>> START Material for the task

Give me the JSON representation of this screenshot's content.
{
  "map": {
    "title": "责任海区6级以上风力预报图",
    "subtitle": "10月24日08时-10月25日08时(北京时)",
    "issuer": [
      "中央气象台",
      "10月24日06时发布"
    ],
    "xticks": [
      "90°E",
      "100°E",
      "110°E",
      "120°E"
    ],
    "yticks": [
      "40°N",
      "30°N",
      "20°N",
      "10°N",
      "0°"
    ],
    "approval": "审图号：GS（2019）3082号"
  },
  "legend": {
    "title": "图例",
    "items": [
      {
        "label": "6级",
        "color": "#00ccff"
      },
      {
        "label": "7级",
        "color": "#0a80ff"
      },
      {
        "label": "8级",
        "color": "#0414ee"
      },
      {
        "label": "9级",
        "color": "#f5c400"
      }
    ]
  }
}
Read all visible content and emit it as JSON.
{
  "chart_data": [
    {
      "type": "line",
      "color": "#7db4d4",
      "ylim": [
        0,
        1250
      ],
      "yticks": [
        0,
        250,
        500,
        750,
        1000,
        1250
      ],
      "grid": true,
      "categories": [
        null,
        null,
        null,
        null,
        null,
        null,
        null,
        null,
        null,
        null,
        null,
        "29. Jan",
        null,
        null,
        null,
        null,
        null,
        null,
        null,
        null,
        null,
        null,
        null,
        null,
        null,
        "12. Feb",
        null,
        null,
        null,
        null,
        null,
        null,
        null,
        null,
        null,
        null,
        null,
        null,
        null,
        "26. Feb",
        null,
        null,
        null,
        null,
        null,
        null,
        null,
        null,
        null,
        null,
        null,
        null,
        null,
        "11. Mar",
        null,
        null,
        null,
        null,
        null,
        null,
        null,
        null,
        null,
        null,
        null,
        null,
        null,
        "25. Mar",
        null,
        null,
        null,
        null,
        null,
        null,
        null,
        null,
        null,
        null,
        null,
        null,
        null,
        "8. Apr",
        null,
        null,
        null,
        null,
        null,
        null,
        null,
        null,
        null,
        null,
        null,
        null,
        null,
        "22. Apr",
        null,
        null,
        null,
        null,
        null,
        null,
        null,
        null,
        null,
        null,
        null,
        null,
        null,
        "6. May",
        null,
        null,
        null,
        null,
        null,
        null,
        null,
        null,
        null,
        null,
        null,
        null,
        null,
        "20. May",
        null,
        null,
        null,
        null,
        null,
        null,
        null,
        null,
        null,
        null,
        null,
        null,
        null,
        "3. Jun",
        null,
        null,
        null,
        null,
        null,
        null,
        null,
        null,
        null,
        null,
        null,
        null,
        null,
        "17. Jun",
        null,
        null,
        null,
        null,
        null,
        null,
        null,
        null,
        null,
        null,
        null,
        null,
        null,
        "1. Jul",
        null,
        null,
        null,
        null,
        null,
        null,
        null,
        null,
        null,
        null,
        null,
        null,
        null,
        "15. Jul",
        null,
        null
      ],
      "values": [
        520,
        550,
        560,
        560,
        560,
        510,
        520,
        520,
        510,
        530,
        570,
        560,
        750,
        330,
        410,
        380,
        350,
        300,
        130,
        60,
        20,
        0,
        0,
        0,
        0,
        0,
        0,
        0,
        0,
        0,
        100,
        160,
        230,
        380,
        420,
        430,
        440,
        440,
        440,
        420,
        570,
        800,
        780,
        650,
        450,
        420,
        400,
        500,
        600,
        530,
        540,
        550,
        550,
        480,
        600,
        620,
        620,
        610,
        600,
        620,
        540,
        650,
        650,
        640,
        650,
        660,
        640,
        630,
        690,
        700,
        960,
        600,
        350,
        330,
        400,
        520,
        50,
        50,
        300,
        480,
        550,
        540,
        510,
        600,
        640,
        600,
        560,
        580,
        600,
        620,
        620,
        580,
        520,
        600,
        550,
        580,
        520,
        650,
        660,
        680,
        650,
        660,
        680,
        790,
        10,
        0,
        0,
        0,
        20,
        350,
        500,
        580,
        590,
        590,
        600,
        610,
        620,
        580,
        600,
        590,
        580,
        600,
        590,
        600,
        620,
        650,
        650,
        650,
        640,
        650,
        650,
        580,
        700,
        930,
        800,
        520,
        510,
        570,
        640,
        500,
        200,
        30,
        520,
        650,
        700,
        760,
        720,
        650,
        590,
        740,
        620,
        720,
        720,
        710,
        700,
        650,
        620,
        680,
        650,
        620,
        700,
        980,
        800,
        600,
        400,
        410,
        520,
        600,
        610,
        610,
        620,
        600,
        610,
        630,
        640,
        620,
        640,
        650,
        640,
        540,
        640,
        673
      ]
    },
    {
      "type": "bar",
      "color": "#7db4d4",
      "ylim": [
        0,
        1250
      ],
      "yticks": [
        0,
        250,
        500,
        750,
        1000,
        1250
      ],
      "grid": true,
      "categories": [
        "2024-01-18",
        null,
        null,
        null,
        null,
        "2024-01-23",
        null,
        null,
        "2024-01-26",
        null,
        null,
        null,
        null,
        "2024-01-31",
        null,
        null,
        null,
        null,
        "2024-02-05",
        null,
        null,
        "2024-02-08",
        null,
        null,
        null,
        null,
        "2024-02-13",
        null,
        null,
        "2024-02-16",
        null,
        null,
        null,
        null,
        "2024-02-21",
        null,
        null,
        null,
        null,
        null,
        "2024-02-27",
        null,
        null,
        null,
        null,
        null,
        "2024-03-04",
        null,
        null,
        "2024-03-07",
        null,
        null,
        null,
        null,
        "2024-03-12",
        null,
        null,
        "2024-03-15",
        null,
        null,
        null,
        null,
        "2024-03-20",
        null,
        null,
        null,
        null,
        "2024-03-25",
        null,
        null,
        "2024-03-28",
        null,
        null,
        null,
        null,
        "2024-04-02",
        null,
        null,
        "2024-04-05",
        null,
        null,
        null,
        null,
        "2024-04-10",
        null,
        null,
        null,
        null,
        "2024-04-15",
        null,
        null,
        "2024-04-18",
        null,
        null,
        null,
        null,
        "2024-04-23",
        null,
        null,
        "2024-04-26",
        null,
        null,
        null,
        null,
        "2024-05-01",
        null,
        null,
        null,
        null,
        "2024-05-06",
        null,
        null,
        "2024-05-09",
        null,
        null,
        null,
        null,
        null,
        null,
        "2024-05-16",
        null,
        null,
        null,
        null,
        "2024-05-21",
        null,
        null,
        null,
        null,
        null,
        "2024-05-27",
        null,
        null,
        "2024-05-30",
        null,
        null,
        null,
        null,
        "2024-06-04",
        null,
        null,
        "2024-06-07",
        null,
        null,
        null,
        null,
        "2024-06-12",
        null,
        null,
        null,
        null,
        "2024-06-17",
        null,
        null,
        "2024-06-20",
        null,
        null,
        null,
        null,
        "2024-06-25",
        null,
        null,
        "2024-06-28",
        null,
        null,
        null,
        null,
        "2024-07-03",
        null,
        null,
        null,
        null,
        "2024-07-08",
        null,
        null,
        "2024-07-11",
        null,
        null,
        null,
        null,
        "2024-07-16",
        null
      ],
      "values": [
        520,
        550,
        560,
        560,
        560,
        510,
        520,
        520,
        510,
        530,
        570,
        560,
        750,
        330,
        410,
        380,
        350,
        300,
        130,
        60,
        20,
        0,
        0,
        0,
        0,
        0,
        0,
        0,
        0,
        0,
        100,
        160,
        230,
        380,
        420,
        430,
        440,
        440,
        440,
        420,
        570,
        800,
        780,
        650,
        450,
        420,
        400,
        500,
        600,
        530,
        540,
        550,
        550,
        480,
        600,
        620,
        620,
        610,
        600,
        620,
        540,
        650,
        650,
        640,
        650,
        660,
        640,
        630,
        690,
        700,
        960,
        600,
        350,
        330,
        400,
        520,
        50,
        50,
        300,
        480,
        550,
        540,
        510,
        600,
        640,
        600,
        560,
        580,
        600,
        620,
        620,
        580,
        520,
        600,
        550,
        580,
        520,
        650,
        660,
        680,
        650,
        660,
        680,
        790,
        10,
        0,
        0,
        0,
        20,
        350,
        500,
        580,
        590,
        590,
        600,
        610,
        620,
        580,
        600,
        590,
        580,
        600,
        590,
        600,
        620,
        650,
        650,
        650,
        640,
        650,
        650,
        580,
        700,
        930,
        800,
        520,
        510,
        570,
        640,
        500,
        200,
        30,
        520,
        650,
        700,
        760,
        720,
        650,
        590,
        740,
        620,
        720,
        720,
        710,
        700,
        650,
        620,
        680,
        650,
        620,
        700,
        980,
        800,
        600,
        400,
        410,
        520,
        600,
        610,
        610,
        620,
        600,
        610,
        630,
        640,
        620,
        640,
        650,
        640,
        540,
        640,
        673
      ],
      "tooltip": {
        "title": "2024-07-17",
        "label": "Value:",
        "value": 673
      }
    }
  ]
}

>> END Material for the task

> _Task goal_
All lines holding the word "label" should be picked out and copied.

> _Result_
        "label": "6级",
        "label": "7级",
        "label": "8级",
        "label": "9级",
        "label": "Value:",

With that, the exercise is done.